**Objective**
Reproduce the listing below without changes, except that pictures are left out.

[Records from a collection]
▶
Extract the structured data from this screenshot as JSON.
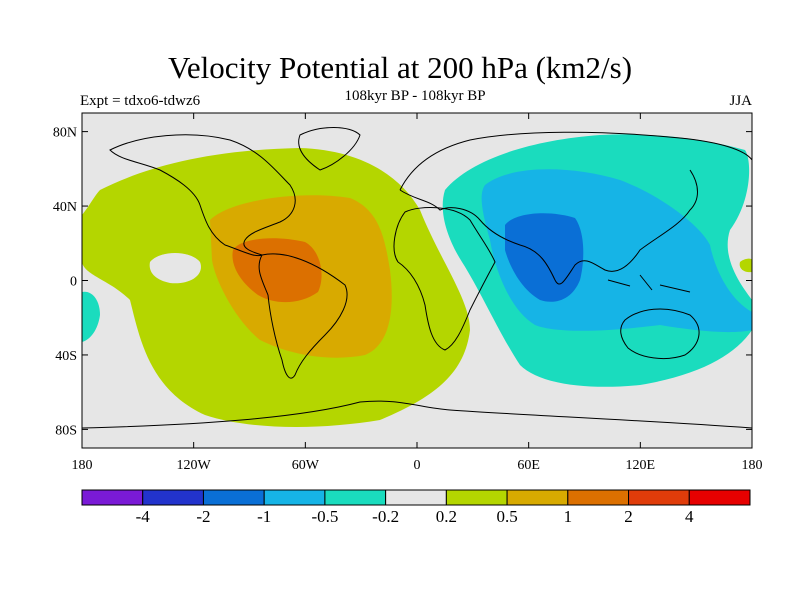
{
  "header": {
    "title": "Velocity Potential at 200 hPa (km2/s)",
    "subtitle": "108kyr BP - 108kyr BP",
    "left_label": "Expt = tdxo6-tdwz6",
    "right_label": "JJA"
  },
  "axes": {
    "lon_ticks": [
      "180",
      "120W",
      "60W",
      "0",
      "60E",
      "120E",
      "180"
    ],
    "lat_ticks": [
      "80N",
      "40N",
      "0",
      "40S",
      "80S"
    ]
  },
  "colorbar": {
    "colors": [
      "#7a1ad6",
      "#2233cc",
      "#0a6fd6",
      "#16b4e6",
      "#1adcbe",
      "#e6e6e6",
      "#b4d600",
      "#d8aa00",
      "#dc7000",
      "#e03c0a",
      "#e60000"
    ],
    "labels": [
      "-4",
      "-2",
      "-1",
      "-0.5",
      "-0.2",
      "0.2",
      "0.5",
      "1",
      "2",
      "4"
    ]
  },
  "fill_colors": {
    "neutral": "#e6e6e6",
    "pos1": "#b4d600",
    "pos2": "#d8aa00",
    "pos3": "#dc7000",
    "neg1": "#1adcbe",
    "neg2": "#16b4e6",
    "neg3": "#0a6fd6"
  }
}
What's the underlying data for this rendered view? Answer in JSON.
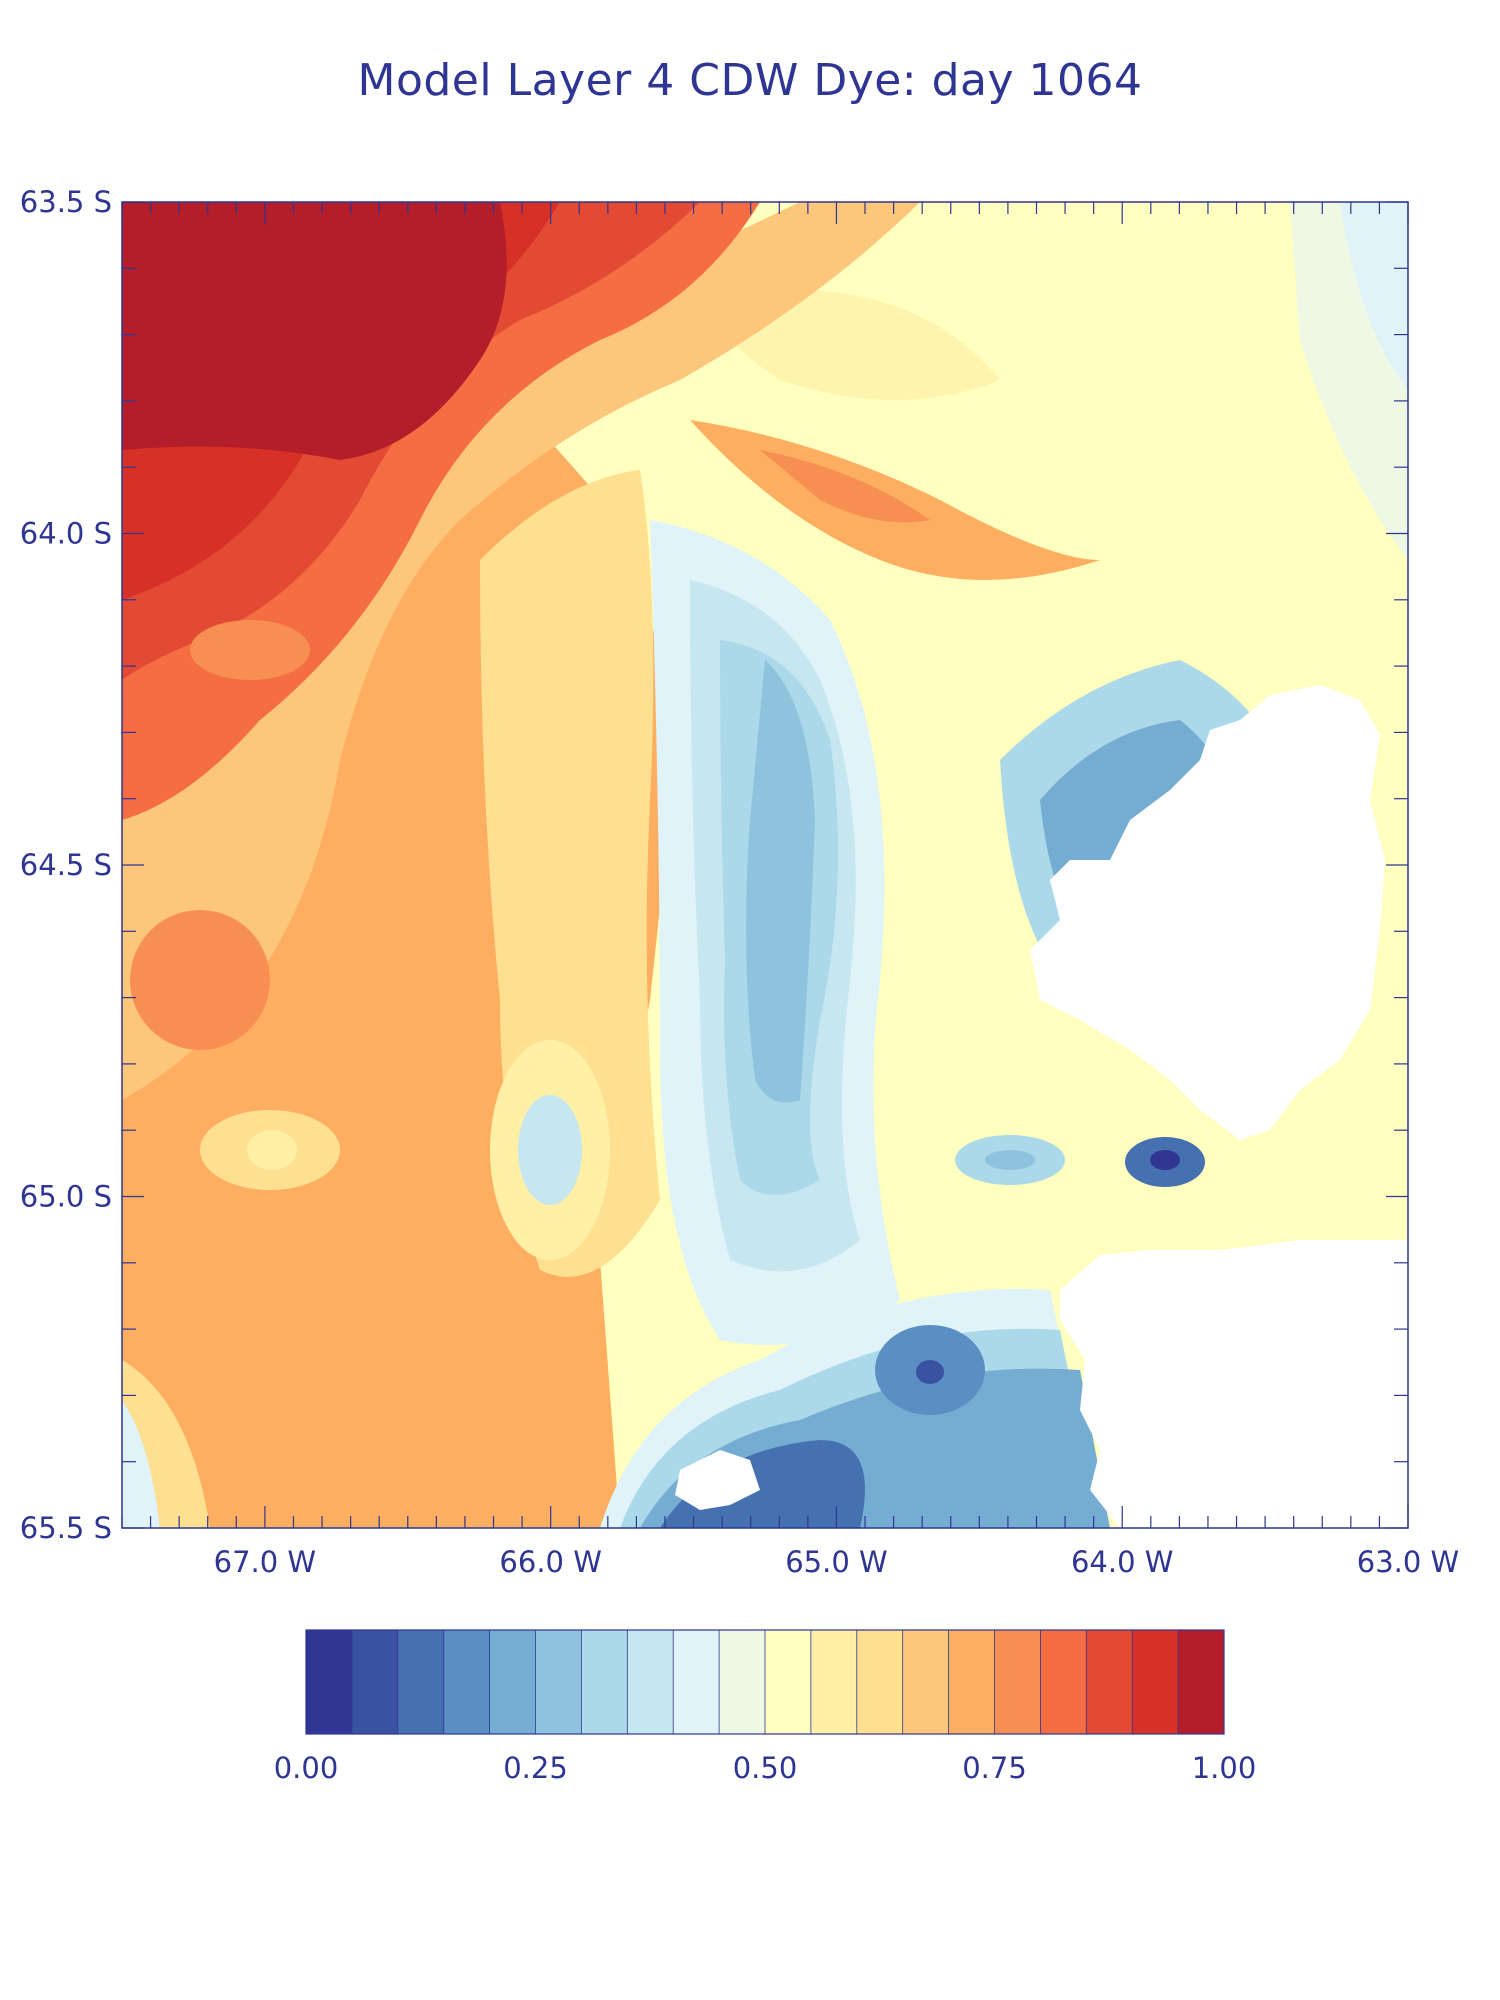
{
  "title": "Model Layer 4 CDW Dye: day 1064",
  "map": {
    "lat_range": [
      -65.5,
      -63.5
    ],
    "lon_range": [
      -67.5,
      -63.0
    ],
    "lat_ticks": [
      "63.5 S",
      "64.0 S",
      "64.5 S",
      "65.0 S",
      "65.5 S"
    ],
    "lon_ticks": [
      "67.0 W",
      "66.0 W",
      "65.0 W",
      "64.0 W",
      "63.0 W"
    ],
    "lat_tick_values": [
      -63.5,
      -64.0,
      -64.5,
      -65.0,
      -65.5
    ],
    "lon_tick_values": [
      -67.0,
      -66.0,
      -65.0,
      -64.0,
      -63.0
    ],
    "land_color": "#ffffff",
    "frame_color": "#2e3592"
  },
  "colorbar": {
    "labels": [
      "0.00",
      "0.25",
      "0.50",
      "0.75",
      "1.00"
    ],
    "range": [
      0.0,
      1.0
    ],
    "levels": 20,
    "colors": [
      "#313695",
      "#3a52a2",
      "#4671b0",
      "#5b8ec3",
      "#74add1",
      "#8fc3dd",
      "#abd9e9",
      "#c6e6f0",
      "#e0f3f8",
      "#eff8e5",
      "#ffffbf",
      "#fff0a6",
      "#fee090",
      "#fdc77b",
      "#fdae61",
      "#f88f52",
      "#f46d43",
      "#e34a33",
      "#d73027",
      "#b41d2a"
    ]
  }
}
◀
**Answer**
Extract the structured data from this screenshot as JSON.
{
  "header": {
    "title": "Velocity Potential at 200 hPa (km2/s)",
    "subtitle": "108kyr BP - 108kyr BP",
    "left_label": "Expt = tdxo6-tdwz6",
    "right_label": "JJA"
  },
  "axes": {
    "lon_ticks": [
      "180",
      "120W",
      "60W",
      "0",
      "60E",
      "120E",
      "180"
    ],
    "lat_ticks": [
      "80N",
      "40N",
      "0",
      "40S",
      "80S"
    ]
  },
  "colorbar": {
    "colors": [
      "#7a1ad6",
      "#2233cc",
      "#0a6fd6",
      "#16b4e6",
      "#1adcbe",
      "#e6e6e6",
      "#b4d600",
      "#d8aa00",
      "#dc7000",
      "#e03c0a",
      "#e60000"
    ],
    "labels": [
      "-4",
      "-2",
      "-1",
      "-0.5",
      "-0.2",
      "0.2",
      "0.5",
      "1",
      "2",
      "4"
    ]
  },
  "fill_colors": {
    "neutral": "#e6e6e6",
    "pos1": "#b4d600",
    "pos2": "#d8aa00",
    "pos3": "#dc7000",
    "neg1": "#1adcbe",
    "neg2": "#16b4e6",
    "neg3": "#0a6fd6"
  }
}
What's the underlying data for this rendered view? Answer in JSON.
{
  "title": "Model Layer 4 CDW Dye: day 1064",
  "map": {
    "lat_range": [
      -65.5,
      -63.5
    ],
    "lon_range": [
      -67.5,
      -63.0
    ],
    "lat_ticks": [
      "63.5 S",
      "64.0 S",
      "64.5 S",
      "65.0 S",
      "65.5 S"
    ],
    "lon_ticks": [
      "67.0 W",
      "66.0 W",
      "65.0 W",
      "64.0 W",
      "63.0 W"
    ],
    "lat_tick_values": [
      -63.5,
      -64.0,
      -64.5,
      -65.0,
      -65.5
    ],
    "lon_tick_values": [
      -67.0,
      -66.0,
      -65.0,
      -64.0,
      -63.0
    ],
    "land_color": "#ffffff",
    "frame_color": "#2e3592"
  },
  "colorbar": {
    "labels": [
      "0.00",
      "0.25",
      "0.50",
      "0.75",
      "1.00"
    ],
    "range": [
      0.0,
      1.0
    ],
    "levels": 20,
    "colors": [
      "#313695",
      "#3a52a2",
      "#4671b0",
      "#5b8ec3",
      "#74add1",
      "#8fc3dd",
      "#abd9e9",
      "#c6e6f0",
      "#e0f3f8",
      "#eff8e5",
      "#ffffbf",
      "#fff0a6",
      "#fee090",
      "#fdc77b",
      "#fdae61",
      "#f88f52",
      "#f46d43",
      "#e34a33",
      "#d73027",
      "#b41d2a"
    ]
  }
}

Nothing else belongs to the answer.